Copy the entries from the first line through the line containing "wheel-master-slider[interactable] — [190, 287, 226, 289]", changing every "wheel-value" to "wheel-readout" and leaving everything else unchanged.

[Extracted data entries]
══════════

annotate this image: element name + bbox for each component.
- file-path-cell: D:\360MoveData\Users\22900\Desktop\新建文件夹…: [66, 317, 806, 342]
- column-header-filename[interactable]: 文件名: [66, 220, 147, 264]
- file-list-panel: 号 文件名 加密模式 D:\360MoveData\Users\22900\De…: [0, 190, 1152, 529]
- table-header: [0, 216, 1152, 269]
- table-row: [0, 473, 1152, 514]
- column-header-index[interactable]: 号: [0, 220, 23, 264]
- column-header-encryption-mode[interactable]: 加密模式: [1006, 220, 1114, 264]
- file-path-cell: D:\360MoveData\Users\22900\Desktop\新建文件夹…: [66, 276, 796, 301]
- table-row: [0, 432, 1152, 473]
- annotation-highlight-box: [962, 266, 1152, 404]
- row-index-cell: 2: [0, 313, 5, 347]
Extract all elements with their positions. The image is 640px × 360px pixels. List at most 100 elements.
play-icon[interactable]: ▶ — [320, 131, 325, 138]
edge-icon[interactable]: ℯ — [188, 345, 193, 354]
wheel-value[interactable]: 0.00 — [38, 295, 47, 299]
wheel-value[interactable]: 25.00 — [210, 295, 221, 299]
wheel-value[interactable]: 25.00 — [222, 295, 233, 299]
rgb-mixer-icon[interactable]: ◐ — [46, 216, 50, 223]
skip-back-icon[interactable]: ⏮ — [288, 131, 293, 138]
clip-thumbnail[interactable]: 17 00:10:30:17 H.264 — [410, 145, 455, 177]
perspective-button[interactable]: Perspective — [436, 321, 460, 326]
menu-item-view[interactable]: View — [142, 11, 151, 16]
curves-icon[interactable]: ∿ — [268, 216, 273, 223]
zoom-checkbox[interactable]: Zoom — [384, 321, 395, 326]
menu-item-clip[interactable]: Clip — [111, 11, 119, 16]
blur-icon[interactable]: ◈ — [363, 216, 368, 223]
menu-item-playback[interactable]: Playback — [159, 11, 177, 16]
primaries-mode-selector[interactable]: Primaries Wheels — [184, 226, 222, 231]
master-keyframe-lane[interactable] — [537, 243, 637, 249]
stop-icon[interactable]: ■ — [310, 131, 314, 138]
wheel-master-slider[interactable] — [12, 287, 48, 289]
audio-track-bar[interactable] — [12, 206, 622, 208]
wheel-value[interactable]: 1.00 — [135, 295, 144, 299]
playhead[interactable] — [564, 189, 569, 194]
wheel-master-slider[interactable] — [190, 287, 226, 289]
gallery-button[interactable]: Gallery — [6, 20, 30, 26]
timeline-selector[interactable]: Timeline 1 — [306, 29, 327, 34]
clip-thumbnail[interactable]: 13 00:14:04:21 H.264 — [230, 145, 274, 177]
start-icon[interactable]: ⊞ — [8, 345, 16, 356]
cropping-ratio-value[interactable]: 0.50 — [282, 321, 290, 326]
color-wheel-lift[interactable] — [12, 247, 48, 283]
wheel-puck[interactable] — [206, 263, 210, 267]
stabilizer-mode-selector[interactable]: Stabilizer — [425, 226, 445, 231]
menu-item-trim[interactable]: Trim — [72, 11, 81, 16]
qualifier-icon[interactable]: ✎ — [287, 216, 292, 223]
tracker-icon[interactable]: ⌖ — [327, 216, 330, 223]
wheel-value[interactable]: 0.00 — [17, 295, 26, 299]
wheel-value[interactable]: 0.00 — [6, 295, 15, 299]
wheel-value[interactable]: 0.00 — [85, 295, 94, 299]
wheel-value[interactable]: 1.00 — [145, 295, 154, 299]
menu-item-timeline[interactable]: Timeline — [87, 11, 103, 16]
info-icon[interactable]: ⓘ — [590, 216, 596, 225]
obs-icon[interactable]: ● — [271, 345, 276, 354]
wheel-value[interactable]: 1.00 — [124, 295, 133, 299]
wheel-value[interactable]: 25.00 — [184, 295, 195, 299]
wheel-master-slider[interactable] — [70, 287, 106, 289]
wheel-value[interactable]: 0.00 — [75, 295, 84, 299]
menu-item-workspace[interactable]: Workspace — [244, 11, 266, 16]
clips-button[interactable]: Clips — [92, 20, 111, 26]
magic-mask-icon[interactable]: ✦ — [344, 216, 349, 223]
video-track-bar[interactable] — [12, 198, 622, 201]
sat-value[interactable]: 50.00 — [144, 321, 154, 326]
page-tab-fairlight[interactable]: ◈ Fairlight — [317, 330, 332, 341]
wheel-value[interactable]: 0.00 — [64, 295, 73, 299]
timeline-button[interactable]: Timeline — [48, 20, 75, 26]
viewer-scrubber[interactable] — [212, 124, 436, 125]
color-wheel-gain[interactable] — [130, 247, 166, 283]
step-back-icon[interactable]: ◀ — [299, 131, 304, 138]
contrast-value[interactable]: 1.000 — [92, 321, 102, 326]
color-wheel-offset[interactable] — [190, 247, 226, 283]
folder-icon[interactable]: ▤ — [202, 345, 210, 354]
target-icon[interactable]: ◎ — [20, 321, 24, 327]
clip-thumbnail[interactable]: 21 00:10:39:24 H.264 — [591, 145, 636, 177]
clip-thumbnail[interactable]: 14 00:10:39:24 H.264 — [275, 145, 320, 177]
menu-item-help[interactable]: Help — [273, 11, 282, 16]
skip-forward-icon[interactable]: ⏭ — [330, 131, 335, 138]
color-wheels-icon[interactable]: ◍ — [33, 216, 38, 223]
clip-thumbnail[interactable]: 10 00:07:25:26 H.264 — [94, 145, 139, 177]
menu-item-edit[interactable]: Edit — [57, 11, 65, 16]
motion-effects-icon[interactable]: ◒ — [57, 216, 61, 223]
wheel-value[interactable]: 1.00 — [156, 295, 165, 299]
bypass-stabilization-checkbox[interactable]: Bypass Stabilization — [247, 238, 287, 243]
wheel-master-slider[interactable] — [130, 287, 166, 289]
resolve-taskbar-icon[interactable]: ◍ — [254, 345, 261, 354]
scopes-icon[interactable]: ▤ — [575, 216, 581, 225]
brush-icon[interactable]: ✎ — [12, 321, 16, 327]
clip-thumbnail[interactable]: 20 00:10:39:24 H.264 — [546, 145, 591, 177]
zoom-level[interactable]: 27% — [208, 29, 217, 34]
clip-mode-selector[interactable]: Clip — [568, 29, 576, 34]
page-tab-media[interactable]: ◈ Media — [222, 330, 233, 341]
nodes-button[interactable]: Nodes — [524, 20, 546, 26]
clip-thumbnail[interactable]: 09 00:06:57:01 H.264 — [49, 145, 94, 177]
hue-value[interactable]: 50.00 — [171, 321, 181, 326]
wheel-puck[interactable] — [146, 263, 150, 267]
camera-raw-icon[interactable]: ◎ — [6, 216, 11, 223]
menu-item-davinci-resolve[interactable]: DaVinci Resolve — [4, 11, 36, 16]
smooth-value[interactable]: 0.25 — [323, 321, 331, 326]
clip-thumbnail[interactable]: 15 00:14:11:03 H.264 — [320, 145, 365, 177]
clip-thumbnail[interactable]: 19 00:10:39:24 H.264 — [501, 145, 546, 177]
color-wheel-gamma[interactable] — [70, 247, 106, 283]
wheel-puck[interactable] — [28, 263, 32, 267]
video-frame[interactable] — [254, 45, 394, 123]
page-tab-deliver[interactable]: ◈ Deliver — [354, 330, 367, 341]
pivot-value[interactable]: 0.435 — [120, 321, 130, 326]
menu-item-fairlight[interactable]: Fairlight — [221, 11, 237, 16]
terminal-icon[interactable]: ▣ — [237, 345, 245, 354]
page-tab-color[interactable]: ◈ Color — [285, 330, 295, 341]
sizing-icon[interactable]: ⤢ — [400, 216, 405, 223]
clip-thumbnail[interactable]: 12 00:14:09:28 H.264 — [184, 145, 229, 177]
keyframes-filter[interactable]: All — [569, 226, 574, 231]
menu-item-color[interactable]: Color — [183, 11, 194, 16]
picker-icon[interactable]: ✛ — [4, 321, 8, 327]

══════════

→ WORKED SOLUTION:
annotate this image: element name + bbox for each component.
- file-path-cell: D:\360MoveData\Users\22900\Desktop\新建文件夹…: [66, 317, 806, 342]
- column-header-filename[interactable]: 文件名: [66, 220, 147, 264]
- file-list-panel: 号 文件名 加密模式 D:\360MoveData\Users\22900\De…: [0, 190, 1152, 529]
- table-header: [0, 216, 1152, 269]
- table-row: [0, 473, 1152, 514]
- column-header-index[interactable]: 号: [0, 220, 23, 264]
- column-header-encryption-mode[interactable]: 加密模式: [1006, 220, 1114, 264]
- file-path-cell: D:\360MoveData\Users\22900\Desktop\新建文件夹…: [66, 276, 796, 301]
- table-row: [0, 432, 1152, 473]
- annotation-highlight-box: [962, 266, 1152, 404]
- row-index-cell: 2: [0, 313, 5, 347]
Extract all elements with their positions. The image is 640px × 360px pixels. List at most 100 elements.
play-icon[interactable]: ▶ — [320, 131, 325, 138]
edge-icon[interactable]: ℯ — [188, 345, 193, 354]
wheel-readout[interactable]: 0.00 — [38, 295, 47, 299]
wheel-readout[interactable]: 25.00 — [210, 295, 221, 299]
wheel-readout[interactable]: 25.00 — [222, 295, 233, 299]
rgb-mixer-icon[interactable]: ◐ — [46, 216, 50, 223]
skip-back-icon[interactable]: ⏮ — [288, 131, 293, 138]
clip-thumbnail[interactable]: 17 00:10:30:17 H.264 — [410, 145, 455, 177]
perspective-button[interactable]: Perspective — [436, 321, 460, 326]
menu-item-view[interactable]: View — [142, 11, 151, 16]
curves-icon[interactable]: ∿ — [268, 216, 273, 223]
zoom-checkbox[interactable]: Zoom — [384, 321, 395, 326]
menu-item-clip[interactable]: Clip — [111, 11, 119, 16]
blur-icon[interactable]: ◈ — [363, 216, 368, 223]
menu-item-playback[interactable]: Playback — [159, 11, 177, 16]
primaries-mode-selector[interactable]: Primaries Wheels — [184, 226, 222, 231]
master-keyframe-lane[interactable] — [537, 243, 637, 249]
stop-icon[interactable]: ■ — [310, 131, 314, 138]
wheel-master-slider[interactable] — [12, 287, 48, 289]
audio-track-bar[interactable] — [12, 206, 622, 208]
wheel-readout[interactable]: 1.00 — [135, 295, 144, 299]
playhead[interactable] — [564, 189, 569, 194]
wheel-master-slider[interactable] — [190, 287, 226, 289]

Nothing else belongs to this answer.